Request
Extract all lines from the data beneath that include the word "Current".
-------- Provided material --------
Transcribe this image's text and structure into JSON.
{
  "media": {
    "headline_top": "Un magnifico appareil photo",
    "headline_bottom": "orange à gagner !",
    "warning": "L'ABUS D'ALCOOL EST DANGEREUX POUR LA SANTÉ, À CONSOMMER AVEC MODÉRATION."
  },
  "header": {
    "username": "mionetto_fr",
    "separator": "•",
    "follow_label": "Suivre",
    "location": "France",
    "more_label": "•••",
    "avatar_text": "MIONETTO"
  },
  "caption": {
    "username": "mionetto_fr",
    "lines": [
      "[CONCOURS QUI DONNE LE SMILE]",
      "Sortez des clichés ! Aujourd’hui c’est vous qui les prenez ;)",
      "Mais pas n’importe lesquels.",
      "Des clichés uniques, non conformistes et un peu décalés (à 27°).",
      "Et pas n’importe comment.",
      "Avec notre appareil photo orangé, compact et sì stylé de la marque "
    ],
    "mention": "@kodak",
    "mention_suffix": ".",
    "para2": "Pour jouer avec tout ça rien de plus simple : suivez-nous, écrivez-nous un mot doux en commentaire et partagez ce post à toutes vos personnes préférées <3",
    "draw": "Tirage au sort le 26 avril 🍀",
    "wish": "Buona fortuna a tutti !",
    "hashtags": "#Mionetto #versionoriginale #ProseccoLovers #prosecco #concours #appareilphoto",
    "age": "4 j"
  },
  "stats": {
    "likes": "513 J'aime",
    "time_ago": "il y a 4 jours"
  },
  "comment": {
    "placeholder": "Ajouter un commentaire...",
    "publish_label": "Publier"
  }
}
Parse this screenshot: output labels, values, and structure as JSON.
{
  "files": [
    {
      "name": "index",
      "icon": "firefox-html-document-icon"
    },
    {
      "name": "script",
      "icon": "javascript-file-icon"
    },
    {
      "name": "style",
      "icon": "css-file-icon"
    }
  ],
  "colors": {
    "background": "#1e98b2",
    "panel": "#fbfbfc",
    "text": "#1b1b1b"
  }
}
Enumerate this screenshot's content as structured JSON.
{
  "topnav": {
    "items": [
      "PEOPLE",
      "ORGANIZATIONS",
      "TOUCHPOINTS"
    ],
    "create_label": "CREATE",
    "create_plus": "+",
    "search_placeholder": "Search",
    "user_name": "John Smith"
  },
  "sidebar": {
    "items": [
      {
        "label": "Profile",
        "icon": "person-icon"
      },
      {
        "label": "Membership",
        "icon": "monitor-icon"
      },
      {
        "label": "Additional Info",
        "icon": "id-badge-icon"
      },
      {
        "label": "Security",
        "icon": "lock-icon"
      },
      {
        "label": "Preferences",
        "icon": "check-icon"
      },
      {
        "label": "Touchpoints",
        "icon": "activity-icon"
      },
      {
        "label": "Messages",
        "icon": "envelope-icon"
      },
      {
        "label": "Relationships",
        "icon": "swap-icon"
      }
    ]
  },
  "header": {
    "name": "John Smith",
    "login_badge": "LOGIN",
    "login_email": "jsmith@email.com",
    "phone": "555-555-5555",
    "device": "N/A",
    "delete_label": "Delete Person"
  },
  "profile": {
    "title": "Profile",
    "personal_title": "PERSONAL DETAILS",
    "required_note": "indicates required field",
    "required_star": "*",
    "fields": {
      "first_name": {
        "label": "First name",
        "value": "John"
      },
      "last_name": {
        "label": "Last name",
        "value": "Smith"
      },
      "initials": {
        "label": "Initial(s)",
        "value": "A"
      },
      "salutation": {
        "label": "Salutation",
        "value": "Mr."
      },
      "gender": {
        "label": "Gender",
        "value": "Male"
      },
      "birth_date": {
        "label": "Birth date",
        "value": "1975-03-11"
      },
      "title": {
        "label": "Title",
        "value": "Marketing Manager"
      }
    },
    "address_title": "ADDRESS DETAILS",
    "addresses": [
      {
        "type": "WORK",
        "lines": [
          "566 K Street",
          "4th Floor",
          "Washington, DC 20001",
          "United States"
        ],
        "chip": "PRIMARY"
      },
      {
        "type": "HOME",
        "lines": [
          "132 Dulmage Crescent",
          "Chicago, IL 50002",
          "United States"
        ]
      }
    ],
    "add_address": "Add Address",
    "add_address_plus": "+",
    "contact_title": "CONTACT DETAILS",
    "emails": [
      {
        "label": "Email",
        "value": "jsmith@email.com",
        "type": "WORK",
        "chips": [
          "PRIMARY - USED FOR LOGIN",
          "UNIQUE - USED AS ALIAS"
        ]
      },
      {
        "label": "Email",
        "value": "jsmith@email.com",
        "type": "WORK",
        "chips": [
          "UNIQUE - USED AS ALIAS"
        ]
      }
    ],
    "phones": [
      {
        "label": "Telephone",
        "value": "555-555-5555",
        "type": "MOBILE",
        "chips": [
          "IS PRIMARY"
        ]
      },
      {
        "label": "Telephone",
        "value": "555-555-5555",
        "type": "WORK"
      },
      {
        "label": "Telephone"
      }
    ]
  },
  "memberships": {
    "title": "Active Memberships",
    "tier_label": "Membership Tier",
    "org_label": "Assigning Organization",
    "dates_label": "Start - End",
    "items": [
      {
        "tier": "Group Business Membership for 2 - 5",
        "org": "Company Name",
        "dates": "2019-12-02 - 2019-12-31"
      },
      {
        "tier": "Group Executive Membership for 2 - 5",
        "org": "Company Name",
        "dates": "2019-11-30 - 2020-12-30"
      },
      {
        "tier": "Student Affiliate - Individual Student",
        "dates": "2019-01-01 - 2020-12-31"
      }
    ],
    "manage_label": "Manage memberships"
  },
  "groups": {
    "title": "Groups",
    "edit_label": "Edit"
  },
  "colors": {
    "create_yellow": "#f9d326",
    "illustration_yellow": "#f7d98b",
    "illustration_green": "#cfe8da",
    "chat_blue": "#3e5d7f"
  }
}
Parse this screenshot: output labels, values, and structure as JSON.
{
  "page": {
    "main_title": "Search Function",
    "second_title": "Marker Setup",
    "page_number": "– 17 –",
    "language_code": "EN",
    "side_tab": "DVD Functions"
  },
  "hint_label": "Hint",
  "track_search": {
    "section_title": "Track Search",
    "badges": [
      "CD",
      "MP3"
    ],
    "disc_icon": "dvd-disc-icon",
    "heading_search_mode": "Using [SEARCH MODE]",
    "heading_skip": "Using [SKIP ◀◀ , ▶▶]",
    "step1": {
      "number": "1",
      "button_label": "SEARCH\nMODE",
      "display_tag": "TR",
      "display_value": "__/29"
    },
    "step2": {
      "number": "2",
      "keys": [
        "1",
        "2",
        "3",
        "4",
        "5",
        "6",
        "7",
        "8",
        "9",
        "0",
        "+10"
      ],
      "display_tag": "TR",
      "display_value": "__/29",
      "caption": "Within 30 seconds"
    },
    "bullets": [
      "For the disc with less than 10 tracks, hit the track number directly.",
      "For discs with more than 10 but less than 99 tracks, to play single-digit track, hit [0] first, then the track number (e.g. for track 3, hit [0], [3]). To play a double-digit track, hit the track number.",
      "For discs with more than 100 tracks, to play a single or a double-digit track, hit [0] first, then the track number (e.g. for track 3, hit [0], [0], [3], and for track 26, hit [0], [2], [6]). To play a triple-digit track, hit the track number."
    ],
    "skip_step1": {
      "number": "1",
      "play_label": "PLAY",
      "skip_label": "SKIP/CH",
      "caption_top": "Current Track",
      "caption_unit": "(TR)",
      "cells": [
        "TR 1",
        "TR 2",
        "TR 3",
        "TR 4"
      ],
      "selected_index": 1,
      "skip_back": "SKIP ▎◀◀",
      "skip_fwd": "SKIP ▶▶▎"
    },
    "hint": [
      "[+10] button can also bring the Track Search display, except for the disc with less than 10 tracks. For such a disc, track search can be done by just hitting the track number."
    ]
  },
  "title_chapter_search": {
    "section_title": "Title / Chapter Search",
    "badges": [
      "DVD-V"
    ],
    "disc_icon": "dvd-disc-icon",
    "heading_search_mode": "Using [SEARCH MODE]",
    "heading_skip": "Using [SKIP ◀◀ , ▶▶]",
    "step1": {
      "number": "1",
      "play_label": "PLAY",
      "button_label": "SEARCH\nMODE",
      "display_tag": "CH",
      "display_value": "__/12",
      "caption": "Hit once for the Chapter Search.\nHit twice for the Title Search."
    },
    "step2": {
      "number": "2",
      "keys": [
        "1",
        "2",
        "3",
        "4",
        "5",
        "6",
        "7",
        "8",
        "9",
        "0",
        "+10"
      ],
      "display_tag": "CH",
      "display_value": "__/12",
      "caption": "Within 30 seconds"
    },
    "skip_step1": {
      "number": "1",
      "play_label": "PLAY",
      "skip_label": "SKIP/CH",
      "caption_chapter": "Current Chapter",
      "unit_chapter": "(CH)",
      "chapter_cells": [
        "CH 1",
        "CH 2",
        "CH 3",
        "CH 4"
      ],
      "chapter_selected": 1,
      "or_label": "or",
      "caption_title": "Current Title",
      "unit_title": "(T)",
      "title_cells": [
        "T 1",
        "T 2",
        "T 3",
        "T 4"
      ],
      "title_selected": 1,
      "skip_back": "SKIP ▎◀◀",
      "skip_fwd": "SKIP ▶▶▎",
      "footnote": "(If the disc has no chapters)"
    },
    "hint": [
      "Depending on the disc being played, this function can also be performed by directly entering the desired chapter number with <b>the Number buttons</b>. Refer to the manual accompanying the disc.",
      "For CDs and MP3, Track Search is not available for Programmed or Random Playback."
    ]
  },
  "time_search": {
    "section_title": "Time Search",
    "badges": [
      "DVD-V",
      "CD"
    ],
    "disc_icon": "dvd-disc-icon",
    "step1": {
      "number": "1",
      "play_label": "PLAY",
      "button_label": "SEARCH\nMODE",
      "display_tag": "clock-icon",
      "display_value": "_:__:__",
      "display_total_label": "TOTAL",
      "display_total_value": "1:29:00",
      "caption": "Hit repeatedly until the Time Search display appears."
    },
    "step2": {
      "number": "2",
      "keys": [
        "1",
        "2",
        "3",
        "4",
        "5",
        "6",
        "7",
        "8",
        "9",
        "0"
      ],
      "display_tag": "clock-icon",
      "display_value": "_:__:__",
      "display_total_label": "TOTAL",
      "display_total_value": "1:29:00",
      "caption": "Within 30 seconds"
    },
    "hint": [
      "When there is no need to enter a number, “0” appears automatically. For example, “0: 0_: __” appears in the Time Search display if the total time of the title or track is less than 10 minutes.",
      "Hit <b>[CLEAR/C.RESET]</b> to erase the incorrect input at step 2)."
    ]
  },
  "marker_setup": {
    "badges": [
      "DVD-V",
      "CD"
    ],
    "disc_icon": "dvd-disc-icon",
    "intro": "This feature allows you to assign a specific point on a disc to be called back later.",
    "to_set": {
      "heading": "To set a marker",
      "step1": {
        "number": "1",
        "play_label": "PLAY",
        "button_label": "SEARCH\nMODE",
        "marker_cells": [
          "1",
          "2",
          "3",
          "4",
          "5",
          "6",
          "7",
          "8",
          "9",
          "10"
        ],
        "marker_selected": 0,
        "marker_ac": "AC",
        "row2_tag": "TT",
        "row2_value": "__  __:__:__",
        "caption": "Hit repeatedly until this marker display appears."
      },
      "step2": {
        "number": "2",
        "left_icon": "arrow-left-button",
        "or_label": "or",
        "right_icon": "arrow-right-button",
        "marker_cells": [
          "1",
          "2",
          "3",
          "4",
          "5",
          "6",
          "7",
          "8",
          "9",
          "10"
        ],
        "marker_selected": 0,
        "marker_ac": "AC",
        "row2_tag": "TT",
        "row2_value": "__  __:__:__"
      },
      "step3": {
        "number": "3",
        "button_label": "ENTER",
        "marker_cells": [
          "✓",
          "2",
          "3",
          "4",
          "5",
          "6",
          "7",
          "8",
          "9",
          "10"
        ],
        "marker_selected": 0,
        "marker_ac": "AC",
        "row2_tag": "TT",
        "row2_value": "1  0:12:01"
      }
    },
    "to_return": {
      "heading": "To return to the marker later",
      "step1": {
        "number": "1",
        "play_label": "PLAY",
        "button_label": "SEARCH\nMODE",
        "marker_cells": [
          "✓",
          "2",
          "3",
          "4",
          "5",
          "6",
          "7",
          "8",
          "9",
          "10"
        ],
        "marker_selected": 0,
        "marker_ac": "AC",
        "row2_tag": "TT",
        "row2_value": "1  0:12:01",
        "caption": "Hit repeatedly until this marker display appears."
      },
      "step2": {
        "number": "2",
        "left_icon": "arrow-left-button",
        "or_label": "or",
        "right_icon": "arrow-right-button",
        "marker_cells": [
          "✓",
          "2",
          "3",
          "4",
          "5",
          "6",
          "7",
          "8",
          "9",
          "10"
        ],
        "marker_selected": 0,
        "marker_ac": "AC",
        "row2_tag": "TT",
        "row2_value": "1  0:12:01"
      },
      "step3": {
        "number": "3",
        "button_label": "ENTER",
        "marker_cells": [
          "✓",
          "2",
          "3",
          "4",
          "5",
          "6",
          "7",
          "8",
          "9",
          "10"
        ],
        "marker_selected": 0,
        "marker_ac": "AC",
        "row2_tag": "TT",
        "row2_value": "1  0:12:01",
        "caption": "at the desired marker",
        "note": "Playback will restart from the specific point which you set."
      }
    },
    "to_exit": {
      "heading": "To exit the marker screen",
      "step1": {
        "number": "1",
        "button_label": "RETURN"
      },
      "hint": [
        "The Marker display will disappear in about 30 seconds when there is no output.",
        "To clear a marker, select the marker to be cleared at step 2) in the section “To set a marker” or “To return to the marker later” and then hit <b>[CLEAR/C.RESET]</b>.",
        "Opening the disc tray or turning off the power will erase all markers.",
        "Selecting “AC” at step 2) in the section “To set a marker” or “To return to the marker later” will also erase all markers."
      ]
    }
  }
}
--------
Finished exercise
      "caption_top": "Current Track",
      "caption_chapter": "Current Chapter",
      "caption_title": "Current Title",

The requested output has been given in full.